*What is being asked*.
All records must be quoted exactly. Omit the pictures.

-- START OF Provided data --

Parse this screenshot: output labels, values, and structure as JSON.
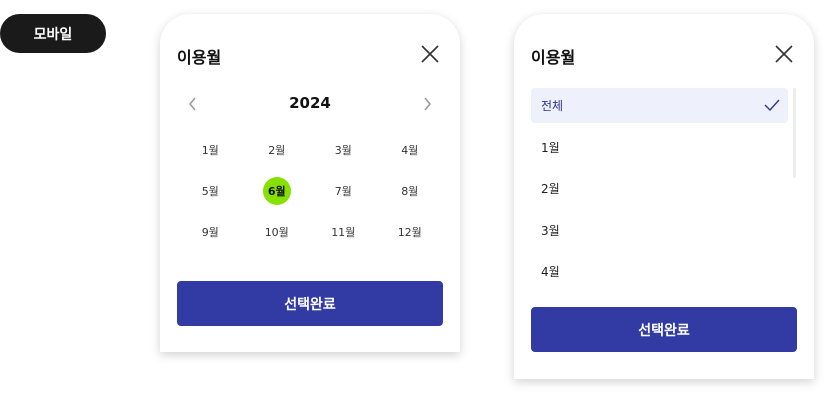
{
  "badge": {
    "label": "모바일"
  },
  "calendar_panel": {
    "title": "이용월",
    "year": "2024",
    "months": [
      "1월",
      "2월",
      "3월",
      "4월",
      "5월",
      "6월",
      "7월",
      "8월",
      "9월",
      "10월",
      "11월",
      "12월"
    ],
    "selected_month": "6월",
    "confirm_label": "선택완료",
    "accent": "#86e000"
  },
  "list_panel": {
    "title": "이용월",
    "items": [
      "전체",
      "1월",
      "2월",
      "3월",
      "4월"
    ],
    "selected_item": "전체",
    "confirm_label": "선택완료"
  },
  "colors": {
    "button": "#323aa3",
    "selected_bg": "#eef0fb"
  }
}
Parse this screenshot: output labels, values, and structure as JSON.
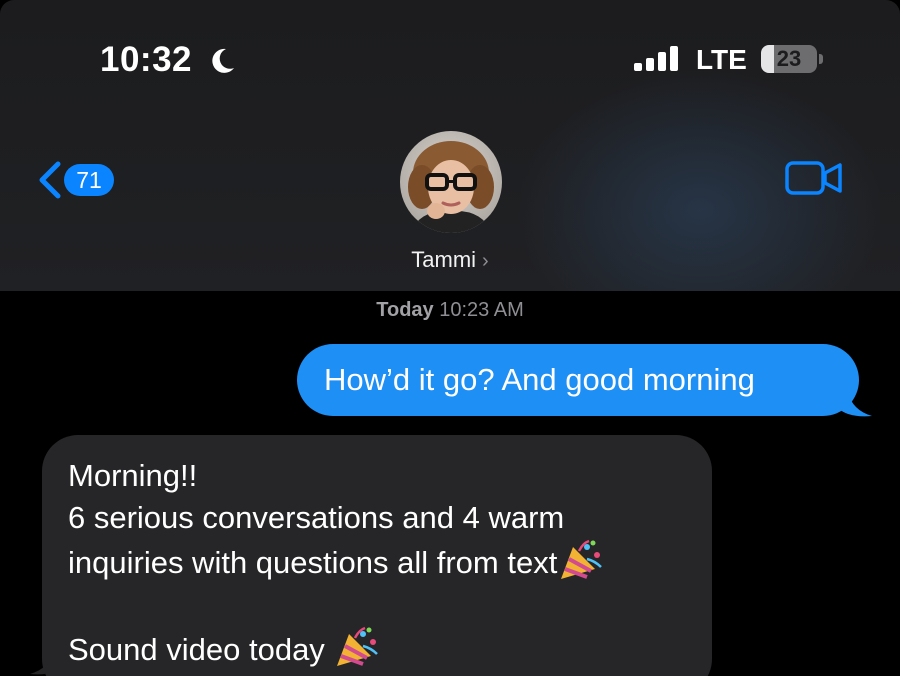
{
  "status_bar": {
    "time": "10:32",
    "focus_icon": "moon-icon",
    "signal_icon": "cellular-signal-icon",
    "network": "LTE",
    "battery_level": "23"
  },
  "nav": {
    "back_icon": "chevron-left-icon",
    "back_badge": "71",
    "contact_name": "Tammi",
    "contact_chevron": "›",
    "video_icon": "video-camera-icon"
  },
  "thread": {
    "timestamp_day": "Today",
    "timestamp_time": "10:23 AM",
    "messages": [
      {
        "direction": "outgoing",
        "text": "How’d it go? And good morning"
      },
      {
        "direction": "incoming",
        "line1": "Morning!!",
        "line2": "6 serious conversations and 4 warm",
        "line3": "inquiries with questions all from text",
        "line4": "Sound video today",
        "emoji": "party-popper-icon"
      }
    ]
  },
  "colors": {
    "outgoing_bubble": "#1e8ff5",
    "incoming_bubble": "#262628",
    "accent": "#0a84ff",
    "secondary_text": "#8e8e93"
  }
}
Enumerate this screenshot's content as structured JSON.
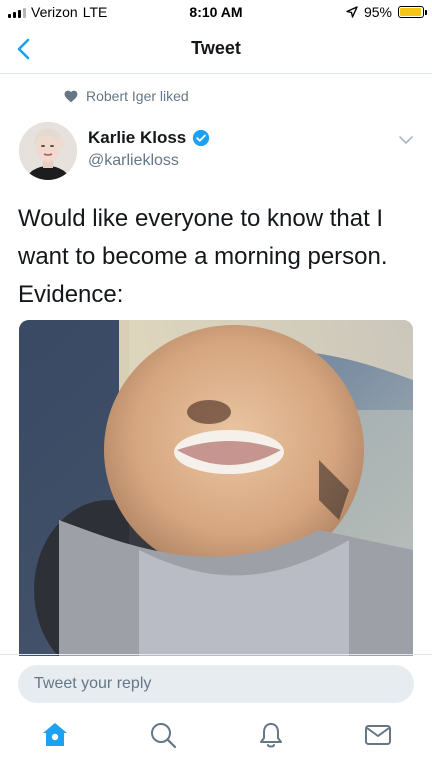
{
  "status_bar": {
    "carrier": "Verizon",
    "network": "LTE",
    "time": "8:10 AM",
    "battery": "95%",
    "battery_level": 0.95
  },
  "nav": {
    "title": "Tweet",
    "back_icon": "chevron-left-icon"
  },
  "context": {
    "text": "Robert Iger liked",
    "icon": "heart-icon"
  },
  "author": {
    "name": "Karlie Kloss",
    "handle": "@karliekloss",
    "verified": true
  },
  "tweet": {
    "text": "Would like everyone to know that I want to become a morning person. Evidence:"
  },
  "reply": {
    "placeholder": "Tweet your reply"
  },
  "tab_bar": {
    "active": "home",
    "items": [
      "home-icon",
      "search-icon",
      "notifications-bell-icon",
      "messages-envelope-icon"
    ]
  },
  "colors": {
    "accent": "#1da1f2",
    "secondary_text": "#657786",
    "divider": "#e1e8ed"
  }
}
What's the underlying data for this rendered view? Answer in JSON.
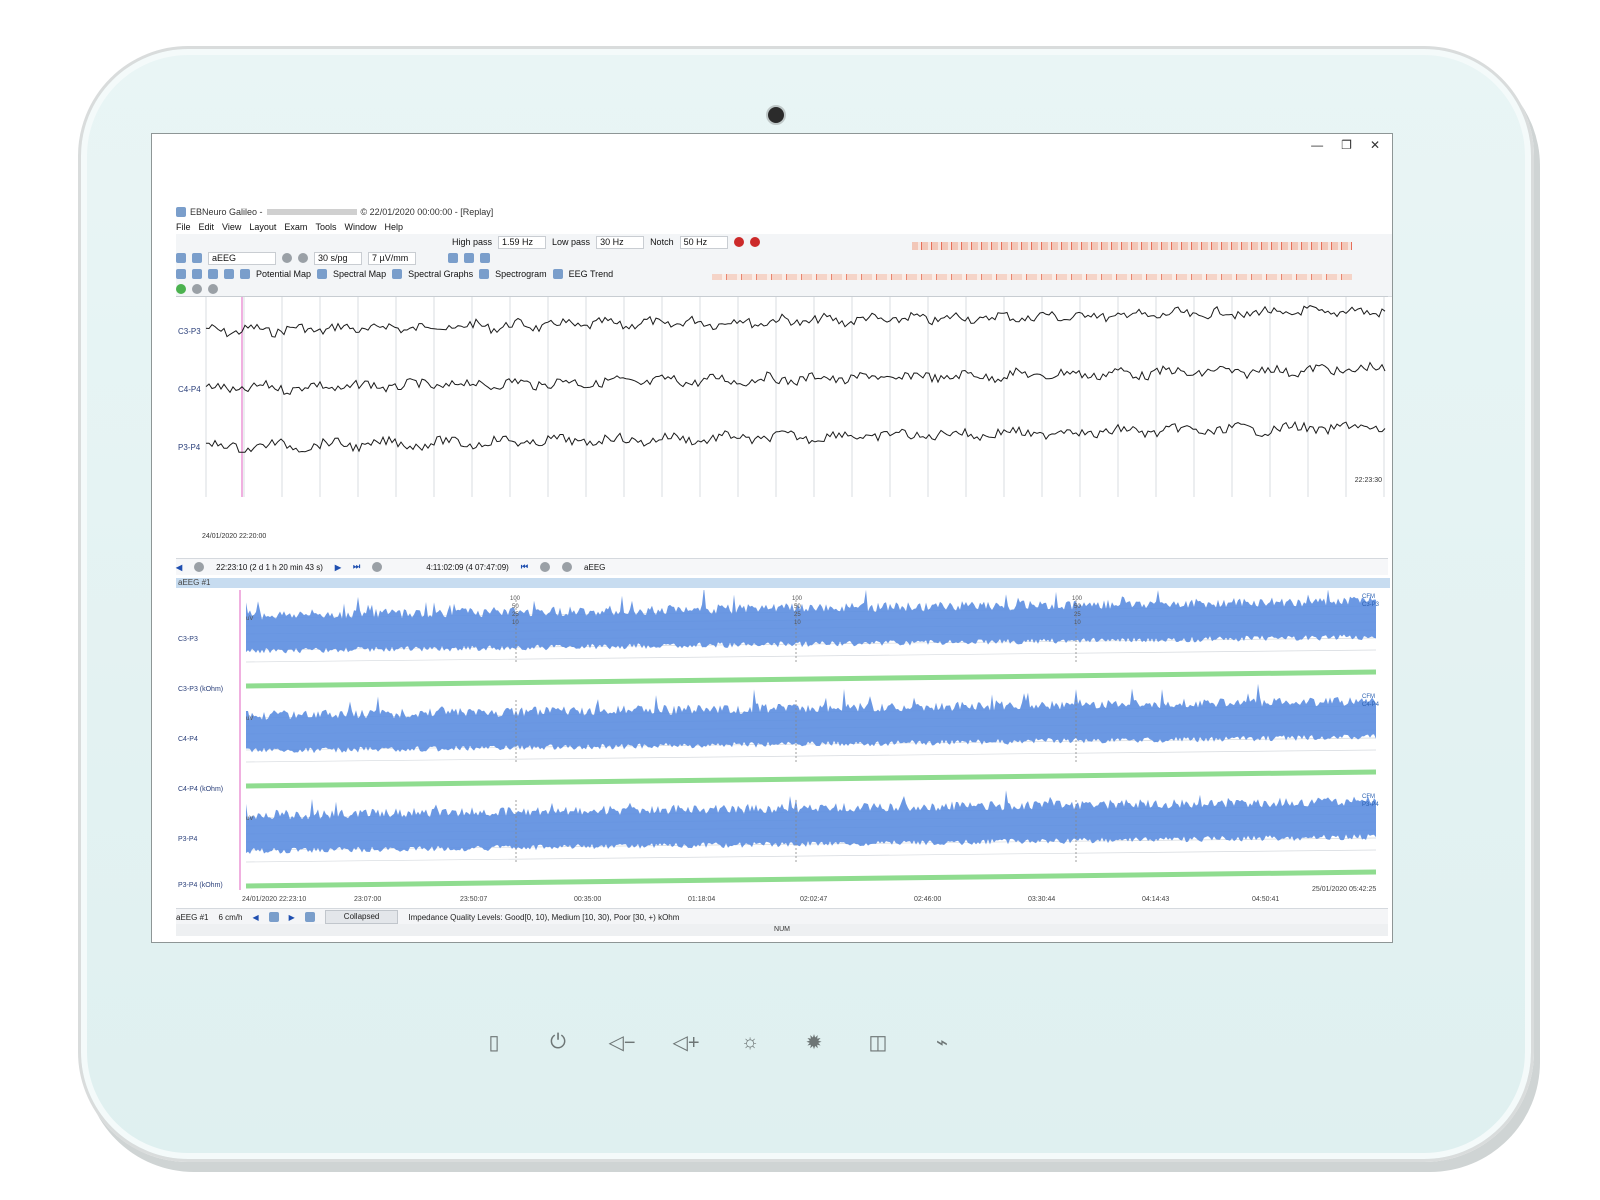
{
  "window": {
    "app_name": "EBNeuro Galileo -",
    "recording_info": "© 22/01/2020 00:00:00 - [Replay]",
    "minimize": "—",
    "restore": "❐",
    "close": "✕"
  },
  "menu": [
    "File",
    "Edit",
    "View",
    "Layout",
    "Exam",
    "Tools",
    "Window",
    "Help"
  ],
  "toolbar1": {
    "high_pass_label": "High pass",
    "high_pass_value": "1.59 Hz",
    "low_pass_label": "Low pass",
    "low_pass_value": "30 Hz",
    "notch_label": "Notch",
    "notch_value": "50 Hz"
  },
  "toolbar2": {
    "montage": "aEEG",
    "speed": "30 s/pg",
    "sensitivity": "7 µV/mm",
    "potential_map": "Potential Map",
    "spectral_map": "Spectral Map",
    "spectral_graphs": "Spectral Graphs",
    "spectrogram": "Spectrogram",
    "eeg_trend": "EEG Trend"
  },
  "eeg": {
    "channels": [
      "C3-P3",
      "C4-P4",
      "P3-P4"
    ],
    "start_time": "24/01/2020 22:20:00",
    "end_time": "22:23:30"
  },
  "nav": {
    "position": "22:23:10 (2 d 1 h 20 min 43 s)",
    "duration": "4:11:02:09 (4 07:47:09)",
    "mode": "aEEG"
  },
  "aeeg": {
    "panel_title": "aEEG #1",
    "channels": [
      {
        "label": "C3-P3",
        "impedance": "C3-P3 (kOhm)",
        "cfm": "CFM",
        "cfm_ch": "C3-P3"
      },
      {
        "label": "C4-P4",
        "impedance": "C4-P4 (kOhm)",
        "cfm": "CFM",
        "cfm_ch": "C4-P4"
      },
      {
        "label": "P3-P4",
        "impedance": "P3-P4 (kOhm)",
        "cfm": "CFM",
        "cfm_ch": "P3-P4"
      }
    ],
    "unit": "uV",
    "scale_100": "100",
    "scale_50": "50",
    "scale_25": "25",
    "scale_10": "10",
    "time_axis": [
      "24/01/2020 22:23:10",
      "23:07:00",
      "23:50:07",
      "00:35:00",
      "01:18:04",
      "02:02:47",
      "02:46:00",
      "03:30:44",
      "04:14:43",
      "04:50:41",
      "25/01/2020 05:42:25"
    ]
  },
  "status": {
    "panel": "aEEG #1",
    "scale": "6 cm/h",
    "view_mode": "Collapsed",
    "impedance_text": "Impedance Quality Levels: Good[0, 10), Medium [10, 30), Poor [30, +) kOhm",
    "num": "NUM"
  },
  "colors": {
    "aeeg_blue": "#5b8de0",
    "impedance_green": "#8fdc8f",
    "cursor_pink": "#e060c0"
  }
}
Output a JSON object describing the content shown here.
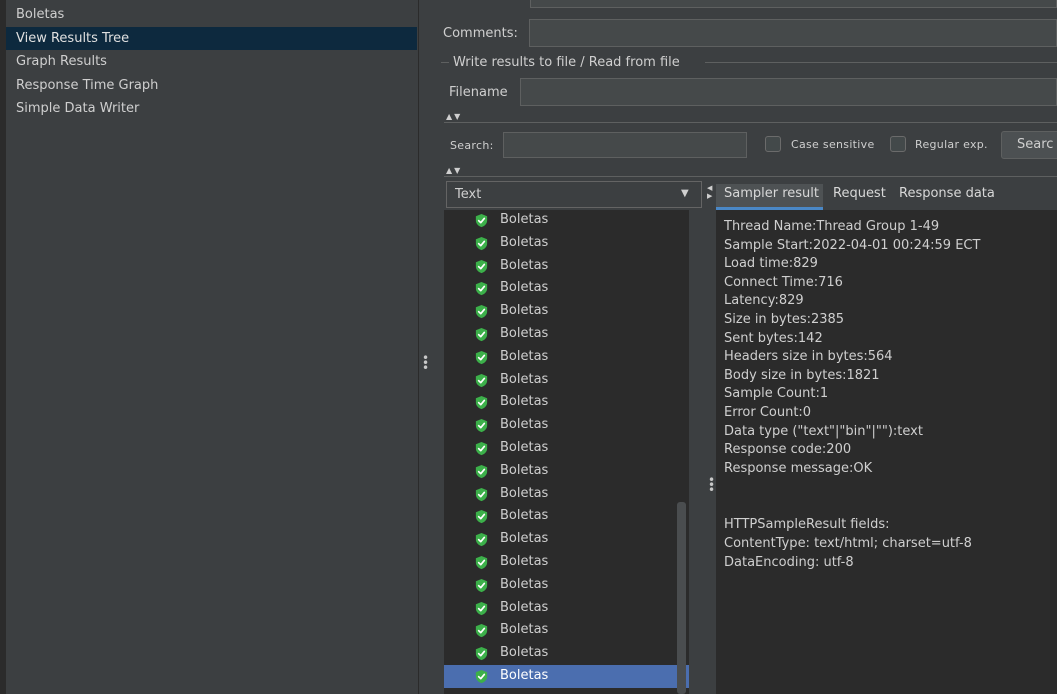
{
  "tree": {
    "items": [
      {
        "label": "Boletas",
        "selected": false
      },
      {
        "label": "View Results Tree",
        "selected": true
      },
      {
        "label": "Graph Results",
        "selected": false
      },
      {
        "label": "Response Time Graph",
        "selected": false
      },
      {
        "label": "Simple Data Writer",
        "selected": false
      }
    ]
  },
  "form": {
    "comments_label": "Comments:",
    "file_group_title": "Write results to file / Read from file",
    "filename_label": "Filename",
    "search_label": "Search:",
    "case_sensitive_label": "Case sensitive",
    "regular_exp_label": "Regular exp.",
    "search_button": "Searc"
  },
  "renderer": {
    "selected": "Text"
  },
  "results": {
    "item_label": "Boletas",
    "count": 21,
    "selected_index": 20,
    "status_icon": "check-shield-icon",
    "status_color": "#3cb04a"
  },
  "tabs": [
    "Sampler result",
    "Request",
    "Response data"
  ],
  "sampler": {
    "lines": [
      "Thread Name:Thread Group 1-49",
      "Sample Start:2022-04-01 00:24:59 ECT",
      "Load time:829",
      "Connect Time:716",
      "Latency:829",
      "Size in bytes:2385",
      "Sent bytes:142",
      "Headers size in bytes:564",
      "Body size in bytes:1821",
      "Sample Count:1",
      "Error Count:0",
      "Data type (\"text\"|\"bin\"|\"\"):text",
      "Response code:200",
      "Response message:OK"
    ],
    "fields_title": "HTTPSampleResult fields:",
    "fields": [
      "ContentType: text/html; charset=utf-8",
      "DataEncoding: utf-8"
    ]
  },
  "colors": {
    "selection": "#4b6eaf",
    "tree_selection": "#0d293e",
    "background": "#3c3f41"
  }
}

-- END OF Provided data --

*Solution*.
Parse this screenshot: output labels, values, and structure as JSON.
{
  "badge": {
    "label": "모바일"
  },
  "calendar_panel": {
    "title": "이용월",
    "year": "2024",
    "months": [
      "1월",
      "2월",
      "3월",
      "4월",
      "5월",
      "6월",
      "7월",
      "8월",
      "9월",
      "10월",
      "11월",
      "12월"
    ],
    "selected_month": "6월",
    "confirm_label": "선택완료",
    "accent": "#86e000"
  },
  "list_panel": {
    "title": "이용월",
    "items": [
      "전체",
      "1월",
      "2월",
      "3월",
      "4월"
    ],
    "selected_item": "전체",
    "confirm_label": "선택완료"
  },
  "colors": {
    "button": "#323aa3",
    "selected_bg": "#eef0fb"
  }
}
Parse this screenshot: output labels, values, and structure as JSON.
{
  "status_bar": {
    "time": "10:32",
    "focus_icon": "moon-icon",
    "signal_icon": "cellular-signal-icon",
    "network": "LTE",
    "battery_level": "23"
  },
  "nav": {
    "back_icon": "chevron-left-icon",
    "back_badge": "71",
    "contact_name": "Tammi",
    "contact_chevron": "›",
    "video_icon": "video-camera-icon"
  },
  "thread": {
    "timestamp_day": "Today",
    "timestamp_time": "10:23 AM",
    "messages": [
      {
        "direction": "outgoing",
        "text": "How’d it go? And good morning"
      },
      {
        "direction": "incoming",
        "line1": "Morning!!",
        "line2": "6 serious conversations and 4 warm",
        "line3": "inquiries with questions all from text",
        "line4": "Sound video today",
        "emoji": "party-popper-icon"
      }
    ]
  },
  "colors": {
    "outgoing_bubble": "#1e8ff5",
    "incoming_bubble": "#262628",
    "accent": "#0a84ff",
    "secondary_text": "#8e8e93"
  }
}
Enumerate this screenshot's content as structured JSON.
{
  "status_bar": {
    "carrier": "Verizon",
    "network": "LTE",
    "time": "8:10 AM",
    "battery": "95%",
    "battery_level": 0.95
  },
  "nav": {
    "title": "Tweet",
    "back_icon": "chevron-left-icon"
  },
  "context": {
    "text": "Robert Iger liked",
    "icon": "heart-icon"
  },
  "author": {
    "name": "Karlie Kloss",
    "handle": "@karliekloss",
    "verified": true
  },
  "tweet": {
    "text": "Would like everyone to know that I want to become a morning person. Evidence:"
  },
  "reply": {
    "placeholder": "Tweet your reply"
  },
  "tab_bar": {
    "active": "home",
    "items": [
      "home-icon",
      "search-icon",
      "notifications-bell-icon",
      "messages-envelope-icon"
    ]
  },
  "colors": {
    "accent": "#1da1f2",
    "secondary_text": "#657786",
    "divider": "#e1e8ed"
  }
}
What's the underlying data for this rendered view? Answer in JSON.
{
  "window": {
    "app_name": "EBNeuro Galileo -",
    "recording_info": "© 22/01/2020 00:00:00 - [Replay]",
    "minimize": "—",
    "restore": "❐",
    "close": "✕"
  },
  "menu": [
    "File",
    "Edit",
    "View",
    "Layout",
    "Exam",
    "Tools",
    "Window",
    "Help"
  ],
  "toolbar1": {
    "high_pass_label": "High pass",
    "high_pass_value": "1.59 Hz",
    "low_pass_label": "Low pass",
    "low_pass_value": "30 Hz",
    "notch_label": "Notch",
    "notch_value": "50 Hz"
  },
  "toolbar2": {
    "montage": "aEEG",
    "speed": "30 s/pg",
    "sensitivity": "7 µV/mm",
    "potential_map": "Potential Map",
    "spectral_map": "Spectral Map",
    "spectral_graphs": "Spectral Graphs",
    "spectrogram": "Spectrogram",
    "eeg_trend": "EEG Trend"
  },
  "eeg": {
    "channels": [
      "C3-P3",
      "C4-P4",
      "P3-P4"
    ],
    "start_time": "24/01/2020 22:20:00",
    "end_time": "22:23:30"
  },
  "nav": {
    "position": "22:23:10 (2 d 1 h 20 min 43 s)",
    "duration": "4:11:02:09 (4 07:47:09)",
    "mode": "aEEG"
  },
  "aeeg": {
    "panel_title": "aEEG #1",
    "channels": [
      {
        "label": "C3-P3",
        "impedance": "C3-P3 (kOhm)",
        "cfm": "CFM",
        "cfm_ch": "C3-P3"
      },
      {
        "label": "C4-P4",
        "impedance": "C4-P4 (kOhm)",
        "cfm": "CFM",
        "cfm_ch": "C4-P4"
      },
      {
        "label": "P3-P4",
        "impedance": "P3-P4 (kOhm)",
        "cfm": "CFM",
        "cfm_ch": "P3-P4"
      }
    ],
    "unit": "uV",
    "scale_100": "100",
    "scale_50": "50",
    "scale_25": "25",
    "scale_10": "10",
    "time_axis": [
      "24/01/2020 22:23:10",
      "23:07:00",
      "23:50:07",
      "00:35:00",
      "01:18:04",
      "02:02:47",
      "02:46:00",
      "03:30:44",
      "04:14:43",
      "04:50:41",
      "25/01/2020 05:42:25"
    ]
  },
  "status": {
    "panel": "aEEG #1",
    "scale": "6 cm/h",
    "view_mode": "Collapsed",
    "impedance_text": "Impedance Quality Levels: Good[0, 10), Medium [10, 30), Poor [30, +) kOhm",
    "num": "NUM"
  },
  "colors": {
    "aeeg_blue": "#5b8de0",
    "impedance_green": "#8fdc8f",
    "cursor_pink": "#e060c0"
  }
}
Output a JSON object describing the content shown here.
{
  "tree": {
    "items": [
      {
        "label": "Boletas",
        "selected": false
      },
      {
        "label": "View Results Tree",
        "selected": true
      },
      {
        "label": "Graph Results",
        "selected": false
      },
      {
        "label": "Response Time Graph",
        "selected": false
      },
      {
        "label": "Simple Data Writer",
        "selected": false
      }
    ]
  },
  "form": {
    "comments_label": "Comments:",
    "file_group_title": "Write results to file / Read from file",
    "filename_label": "Filename",
    "search_label": "Search:",
    "case_sensitive_label": "Case sensitive",
    "regular_exp_label": "Regular exp.",
    "search_button": "Searc"
  },
  "renderer": {
    "selected": "Text"
  },
  "results": {
    "item_label": "Boletas",
    "count": 21,
    "selected_index": 20,
    "status_icon": "check-shield-icon",
    "status_color": "#3cb04a"
  },
  "tabs": [
    "Sampler result",
    "Request",
    "Response data"
  ],
  "sampler": {
    "lines": [
      "Thread Name:Thread Group 1-49",
      "Sample Start:2022-04-01 00:24:59 ECT",
      "Load time:829",
      "Connect Time:716",
      "Latency:829",
      "Size in bytes:2385",
      "Sent bytes:142",
      "Headers size in bytes:564",
      "Body size in bytes:1821",
      "Sample Count:1",
      "Error Count:0",
      "Data type (\"text\"|\"bin\"|\"\"):text",
      "Response code:200",
      "Response message:OK"
    ],
    "fields_title": "HTTPSampleResult fields:",
    "fields": [
      "ContentType: text/html; charset=utf-8",
      "DataEncoding: utf-8"
    ]
  },
  "colors": {
    "selection": "#4b6eaf",
    "tree_selection": "#0d293e",
    "background": "#3c3f41"
  }
}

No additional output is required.